_SET PROBLEM_. Identify every line in the records below that contains the word "Bằng", and reproduce each one.

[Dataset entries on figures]
/---

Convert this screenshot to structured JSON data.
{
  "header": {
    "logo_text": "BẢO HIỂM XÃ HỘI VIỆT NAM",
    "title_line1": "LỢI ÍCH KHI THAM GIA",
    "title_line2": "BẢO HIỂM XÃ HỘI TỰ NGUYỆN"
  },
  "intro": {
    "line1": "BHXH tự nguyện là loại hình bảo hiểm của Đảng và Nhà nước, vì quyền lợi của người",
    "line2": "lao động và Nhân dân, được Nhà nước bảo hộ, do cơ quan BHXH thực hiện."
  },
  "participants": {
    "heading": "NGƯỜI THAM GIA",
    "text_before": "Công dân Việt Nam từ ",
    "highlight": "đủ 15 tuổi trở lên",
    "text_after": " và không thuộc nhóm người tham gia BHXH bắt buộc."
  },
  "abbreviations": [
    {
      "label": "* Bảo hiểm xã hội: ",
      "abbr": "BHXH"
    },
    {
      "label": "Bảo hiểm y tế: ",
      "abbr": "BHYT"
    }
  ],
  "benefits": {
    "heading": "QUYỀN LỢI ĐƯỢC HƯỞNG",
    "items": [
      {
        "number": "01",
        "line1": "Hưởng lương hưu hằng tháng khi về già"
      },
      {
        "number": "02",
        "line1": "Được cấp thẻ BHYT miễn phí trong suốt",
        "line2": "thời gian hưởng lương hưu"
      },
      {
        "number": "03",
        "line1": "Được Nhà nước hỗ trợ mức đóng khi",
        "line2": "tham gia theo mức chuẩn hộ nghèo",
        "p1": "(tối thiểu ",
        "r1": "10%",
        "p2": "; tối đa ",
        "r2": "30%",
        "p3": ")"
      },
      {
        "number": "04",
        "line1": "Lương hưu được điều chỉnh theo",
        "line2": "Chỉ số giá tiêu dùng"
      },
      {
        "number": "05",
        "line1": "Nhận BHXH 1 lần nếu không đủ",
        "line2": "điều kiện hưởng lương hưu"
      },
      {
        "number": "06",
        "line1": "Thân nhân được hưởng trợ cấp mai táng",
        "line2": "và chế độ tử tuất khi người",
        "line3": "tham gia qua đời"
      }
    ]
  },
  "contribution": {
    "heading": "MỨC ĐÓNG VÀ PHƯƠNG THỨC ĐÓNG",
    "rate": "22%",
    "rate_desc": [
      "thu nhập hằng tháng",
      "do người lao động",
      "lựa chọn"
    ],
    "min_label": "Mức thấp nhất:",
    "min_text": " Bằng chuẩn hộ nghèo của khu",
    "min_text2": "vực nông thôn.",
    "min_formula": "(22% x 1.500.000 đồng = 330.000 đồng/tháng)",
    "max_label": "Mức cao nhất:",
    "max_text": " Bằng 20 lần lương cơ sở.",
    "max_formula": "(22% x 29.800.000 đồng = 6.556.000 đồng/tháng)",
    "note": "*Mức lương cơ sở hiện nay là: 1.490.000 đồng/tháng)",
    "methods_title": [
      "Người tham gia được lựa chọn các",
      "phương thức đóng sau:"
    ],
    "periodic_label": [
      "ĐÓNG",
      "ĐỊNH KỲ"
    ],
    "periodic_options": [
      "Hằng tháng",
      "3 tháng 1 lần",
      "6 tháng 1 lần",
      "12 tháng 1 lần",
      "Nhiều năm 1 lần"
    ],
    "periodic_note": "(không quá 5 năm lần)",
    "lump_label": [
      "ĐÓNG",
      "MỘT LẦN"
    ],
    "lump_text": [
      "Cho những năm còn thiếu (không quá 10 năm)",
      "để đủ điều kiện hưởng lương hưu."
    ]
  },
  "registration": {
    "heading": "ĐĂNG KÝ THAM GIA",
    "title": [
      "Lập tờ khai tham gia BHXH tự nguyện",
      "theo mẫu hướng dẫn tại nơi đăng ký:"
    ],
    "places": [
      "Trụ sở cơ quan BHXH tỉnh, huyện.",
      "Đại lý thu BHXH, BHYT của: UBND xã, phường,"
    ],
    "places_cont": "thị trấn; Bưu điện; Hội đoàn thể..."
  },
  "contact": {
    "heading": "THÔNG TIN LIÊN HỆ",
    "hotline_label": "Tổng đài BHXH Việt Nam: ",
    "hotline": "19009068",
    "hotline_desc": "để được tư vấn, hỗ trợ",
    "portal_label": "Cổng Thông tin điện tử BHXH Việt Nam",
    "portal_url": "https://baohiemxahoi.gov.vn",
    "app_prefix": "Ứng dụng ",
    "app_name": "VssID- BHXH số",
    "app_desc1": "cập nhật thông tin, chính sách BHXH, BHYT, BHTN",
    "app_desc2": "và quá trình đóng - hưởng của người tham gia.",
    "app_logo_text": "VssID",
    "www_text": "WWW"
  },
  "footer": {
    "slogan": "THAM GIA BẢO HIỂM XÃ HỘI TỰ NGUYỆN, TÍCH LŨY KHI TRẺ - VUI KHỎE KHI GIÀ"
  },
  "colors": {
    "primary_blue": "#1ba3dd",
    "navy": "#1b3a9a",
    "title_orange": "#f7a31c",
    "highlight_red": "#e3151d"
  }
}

\---

_THE COMPLETED TASK_.
    "min_text": " Bằng chuẩn hộ nghèo của khu",
    "max_text": " Bằng 20 lần lương cơ sở.",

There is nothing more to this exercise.